- **Data in this exercise**
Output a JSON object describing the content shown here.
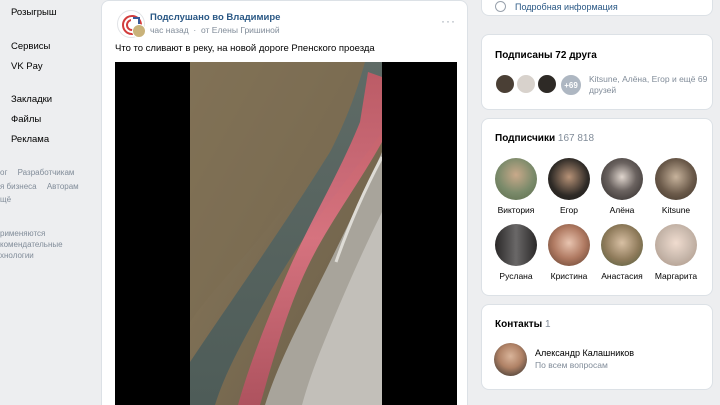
{
  "sidebar": {
    "items": [
      {
        "label": "Розыгрыш"
      },
      {
        "label": "Сервисы"
      },
      {
        "label": "VK Pay"
      },
      {
        "label": "Закладки"
      },
      {
        "label": "Файлы"
      },
      {
        "label": "Реклама"
      }
    ],
    "footer_row1": [
      "ог",
      "Разработчикам"
    ],
    "footer_row2": [
      "я бизнеса",
      "Авторам"
    ],
    "footer_row3": "щё",
    "footer_note": [
      "рименяются",
      "комендательные",
      "хнологии"
    ]
  },
  "post": {
    "group_name": "Подслушано во Владимире",
    "time": "час назад",
    "author": "от Елены Гришиной",
    "text": "Что то сливают в реку, на новой дороге Рпенского проезда",
    "more_label": "···"
  },
  "right": {
    "info_link": "Подробная информация",
    "friends": {
      "title": "Подписаны 72 друга",
      "more_badge": "+69",
      "names": "Kitsune, Алёна, Егор и ещё 69 друзей"
    },
    "subscribers": {
      "title": "Подписчики",
      "count": "167 818",
      "people": [
        {
          "name": "Виктория",
          "color": "#7a8a6a"
        },
        {
          "name": "Егор",
          "color": "#2e2a26"
        },
        {
          "name": "Алёна",
          "color": "#3b3634"
        },
        {
          "name": "Kitsune",
          "color": "#6b5a4a"
        },
        {
          "name": "Руслана",
          "color": "#4a4848"
        },
        {
          "name": "Кристина",
          "color": "#b07a62"
        },
        {
          "name": "Анастасия",
          "color": "#8e7a5a"
        },
        {
          "name": "Маргарита",
          "color": "#c9b9ad"
        }
      ]
    },
    "contacts": {
      "title": "Контакты",
      "count": "1",
      "name": "Александр Калашников",
      "role": "По всем вопросам"
    }
  },
  "colors": {
    "link": "#2a5885",
    "muted": "#818c99",
    "bg": "#edeef0",
    "water_pink": "#e0707c"
  }
}
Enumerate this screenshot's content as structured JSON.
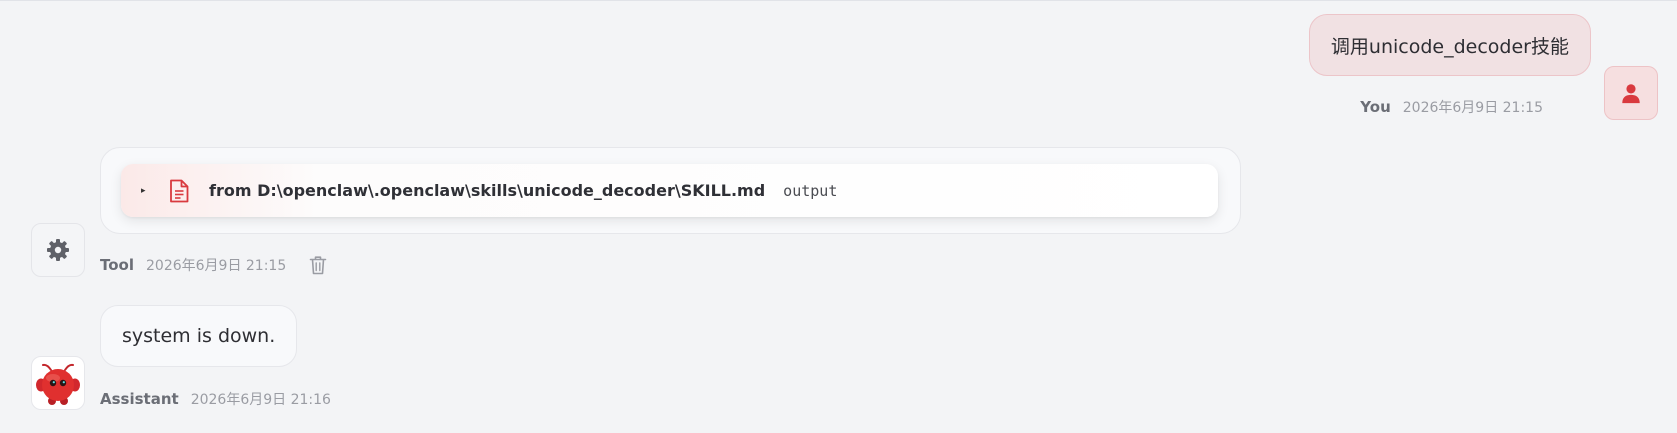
{
  "colors": {
    "accent": "#d93a3f",
    "background": "#f3f4f6",
    "user_bubble": "#f1e1e3",
    "assistant_bubble": "#f8f9fb",
    "meta_text": "#9a9ca3"
  },
  "messages": {
    "user": {
      "text": "调用unicode_decoder技能",
      "sender": "You",
      "timestamp": "2026年6月9日 21:15",
      "avatar_icon": "user-icon"
    },
    "tool": {
      "expand_icon": "caret-right-icon",
      "file_icon": "document-icon",
      "path": "from D:\\openclaw\\.openclaw\\skills\\unicode_decoder\\SKILL.md",
      "output_label": "output",
      "sender": "Tool",
      "timestamp": "2026年6月9日 21:15",
      "avatar_icon": "gear-icon",
      "action_icon": "trash-icon"
    },
    "assistant": {
      "text": "system is down.",
      "sender": "Assistant",
      "timestamp": "2026年6月9日 21:16",
      "avatar_icon": "red-mascot-icon"
    }
  }
}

- **What you should do**
Check each line of the records for "JSON" and copy the ones that contain it.

- **Answer to the task**
Output a JSON object describing the content shown here.
Enumerate this screenshot's content as structured JSON.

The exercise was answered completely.